RAW DATA:

• • • • •

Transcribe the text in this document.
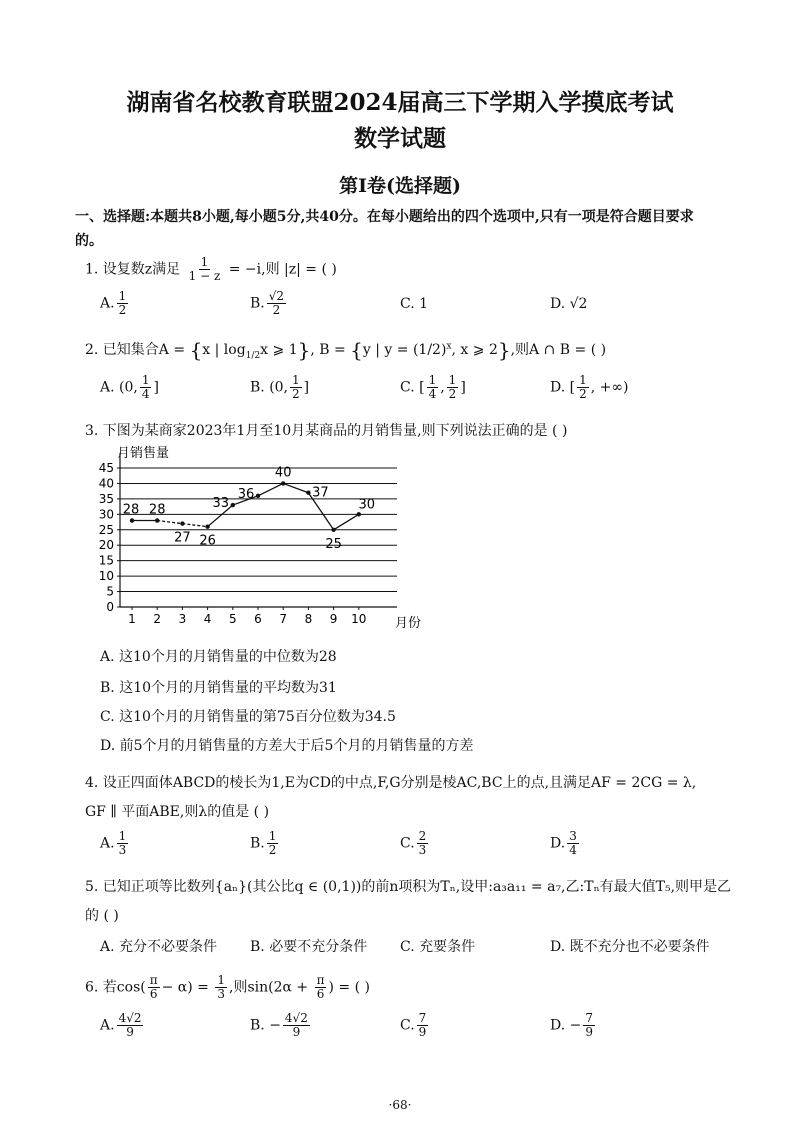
湖南省名校教育联盟2024届高三下学期入学摸底考试
数学试题
第Ⅰ卷(选择题)
一、选择题:本题共8小题,每小题5分,共40分。在每小题给出的四个选项中,只有一项是符合题目要求
的。
1. 设复数z满足 $\frac{1}{1 - z} = -i$,则 |z| = ( )
A. $\frac{1}{2}$	B. $\frac{√2}{2}$	C. 1	D. √2
2. 已知集合A = {x | $\log_{1/2}x$ ⩾ 1}, B = {y | $y = (1/2)^x$, x ⩾ 2},则A ∩ B = ( )
A. (0, $\frac{1}{4}$ ]	B. (0, $\frac{1}{2}$ ]	C. [ $\frac{1}{4}$ , $\frac{1}{2}$ ]	D. [ $\frac{1}{2}$ , +∞)
3. 下图为某商家2023年1月至10月某商品的月销售量,则下列说法正确的是 ( )
月销售量
0
5
10
15
20
25
30
35
40
45
1 2 3 4 5 6 7 8 9 10
28 28
27 26
33
36
40
37
25
30
月份
A. 这10个月的月销售量的中位数为28
B. 这10个月的月销售量的平均数为31
C. 这10个月的月销售量的第75百分位数为34.5
D. 前5个月的月销售量的方差大于后5个月的月销售量的方差
4. 设正四面体ABCD的棱长为1,E为CD的中点,F,G分别是棱AC,BC上的点,且满足AF = 2CG = λ,
GF ∥ 平面ABE,则λ的值是 ( )
A. $\frac{1}{3}$	B. $\frac{1}{2}$	C. $\frac{2}{3}$	D. $\frac{3}{4}$
5. 已知正项等比数列{aₙ}(其公比q ∈ (0,1))的前n项积为Tₙ,设甲:a₃a₁₁ = a₇,乙:Tₙ有最大值T₅,则甲是乙
的 ( )
A. 充分不必要条件 B. 必要不充分条件 C. 充要条件	D. 既不充分也不必要条件
6. 若$\cos( \frac{\pi}{6} - \alpha) = \frac{1}{3}$ ,则$\sin(2\alpha + \frac{\pi}{6}$ ) = ( )
A. $\frac{4√2}{9}$	B. − $\frac{4√2}{9}$	C. $\frac{7}{9}$	D. − $\frac{7}{9}$
·68·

• • • • •

SET PROBLEM: Pictures appear in the records above. Output everything except them, exactly.

PROBLEM SOLUTION:
Transcribe the text in this document.
湖南省名校教育联盟2024届高三下学期入学摸底考试
数学试题
第Ⅰ卷(选择题)
一、选择题:本题共8小题,每小题5分,共40分。在每小题给出的四个选项中,只有一项是符合题目要求
的。
1. 设复数z满足 $\frac{1}{1 - z} = -i$,则 |z| = ( )
A. $\frac{1}{2}$	B. $\frac{√2}{2}$	C. 1	D. √2
2. 已知集合A = {x | $\log_{1/2}x$ ⩾ 1}, B = {y | $y = (1/2)^x$, x ⩾ 2},则A ∩ B = ( )
A. (0, $\frac{1}{4}$ ]	B. (0, $\frac{1}{2}$ ]	C. [ $\frac{1}{4}$ , $\frac{1}{2}$ ]	D. [ $\frac{1}{2}$ , +∞)
3. 下图为某商家2023年1月至10月某商品的月销售量,则下列说法正确的是 ( )
月销售量
0
5
10
15
20
25
30
35
40
45
1 2 3 4 5 6 7 8 9 10
28 28
27 26
33
36
40
37
25
30
月份
A. 这10个月的月销售量的中位数为28
B. 这10个月的月销售量的平均数为31
C. 这10个月的月销售量的第75百分位数为34.5
D. 前5个月的月销售量的方差大于后5个月的月销售量的方差
4. 设正四面体ABCD的棱长为1,E为CD的中点,F,G分别是棱AC,BC上的点,且满足AF = 2CG = λ,
GF ∥ 平面ABE,则λ的值是 ( )
A. $\frac{1}{3}$	B. $\frac{1}{2}$	C. $\frac{2}{3}$	D. $\frac{3}{4}$
5. 已知正项等比数列{aₙ}(其公比q ∈ (0,1))的前n项积为Tₙ,设甲:a₃a₁₁ = a₇,乙:Tₙ有最大值T₅,则甲是乙
的 ( )
A. 充分不必要条件 B. 必要不充分条件 C. 充要条件	D. 既不充分也不必要条件
6. 若$\cos( \frac{\pi}{6} - \alpha) = \frac{1}{3}$ ,则$\sin(2\alpha + \frac{\pi}{6}$ ) = ( )
A. $\frac{4√2}{9}$	B. − $\frac{4√2}{9}$	C. $\frac{7}{9}$	D. − $\frac{7}{9}$
·68·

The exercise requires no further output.